**PROMPT:** Identify all lines below that hold "Research" and collect them.

Start PROVIDED MATERIAL

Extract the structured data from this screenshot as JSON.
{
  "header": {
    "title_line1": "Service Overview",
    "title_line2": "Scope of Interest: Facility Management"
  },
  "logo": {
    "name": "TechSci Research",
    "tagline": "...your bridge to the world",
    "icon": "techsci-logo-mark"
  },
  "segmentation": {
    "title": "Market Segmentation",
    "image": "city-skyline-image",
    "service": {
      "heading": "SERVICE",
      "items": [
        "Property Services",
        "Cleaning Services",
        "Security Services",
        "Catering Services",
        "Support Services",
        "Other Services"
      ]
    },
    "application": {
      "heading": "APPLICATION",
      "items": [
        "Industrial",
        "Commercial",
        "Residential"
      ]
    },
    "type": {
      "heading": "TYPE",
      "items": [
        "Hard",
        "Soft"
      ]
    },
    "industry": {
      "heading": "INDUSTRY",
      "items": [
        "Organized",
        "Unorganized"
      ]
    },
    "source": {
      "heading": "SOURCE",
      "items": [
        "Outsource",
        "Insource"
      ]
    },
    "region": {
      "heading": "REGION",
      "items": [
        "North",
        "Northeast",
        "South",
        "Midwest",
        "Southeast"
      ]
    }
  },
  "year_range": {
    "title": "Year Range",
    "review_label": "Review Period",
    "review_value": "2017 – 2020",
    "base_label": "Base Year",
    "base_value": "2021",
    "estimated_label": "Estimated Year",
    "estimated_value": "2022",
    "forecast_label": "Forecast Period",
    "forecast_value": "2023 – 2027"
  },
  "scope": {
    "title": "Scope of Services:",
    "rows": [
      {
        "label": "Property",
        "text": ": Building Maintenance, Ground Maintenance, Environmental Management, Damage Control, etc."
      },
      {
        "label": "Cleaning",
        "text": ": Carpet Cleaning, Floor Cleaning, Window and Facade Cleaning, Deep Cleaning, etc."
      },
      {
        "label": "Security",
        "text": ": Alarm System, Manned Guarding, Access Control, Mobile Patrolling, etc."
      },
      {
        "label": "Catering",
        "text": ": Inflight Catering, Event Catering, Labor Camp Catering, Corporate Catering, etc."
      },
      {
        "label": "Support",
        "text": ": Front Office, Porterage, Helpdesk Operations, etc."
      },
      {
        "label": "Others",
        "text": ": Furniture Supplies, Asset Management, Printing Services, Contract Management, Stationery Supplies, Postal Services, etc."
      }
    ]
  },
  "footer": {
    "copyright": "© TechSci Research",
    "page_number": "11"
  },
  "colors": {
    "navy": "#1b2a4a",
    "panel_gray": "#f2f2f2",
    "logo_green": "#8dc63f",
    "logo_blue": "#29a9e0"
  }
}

End PROVIDED MATERIAL

**RESPONSE:**
    "name": "TechSci Research",
    "copyright": "© TechSci Research",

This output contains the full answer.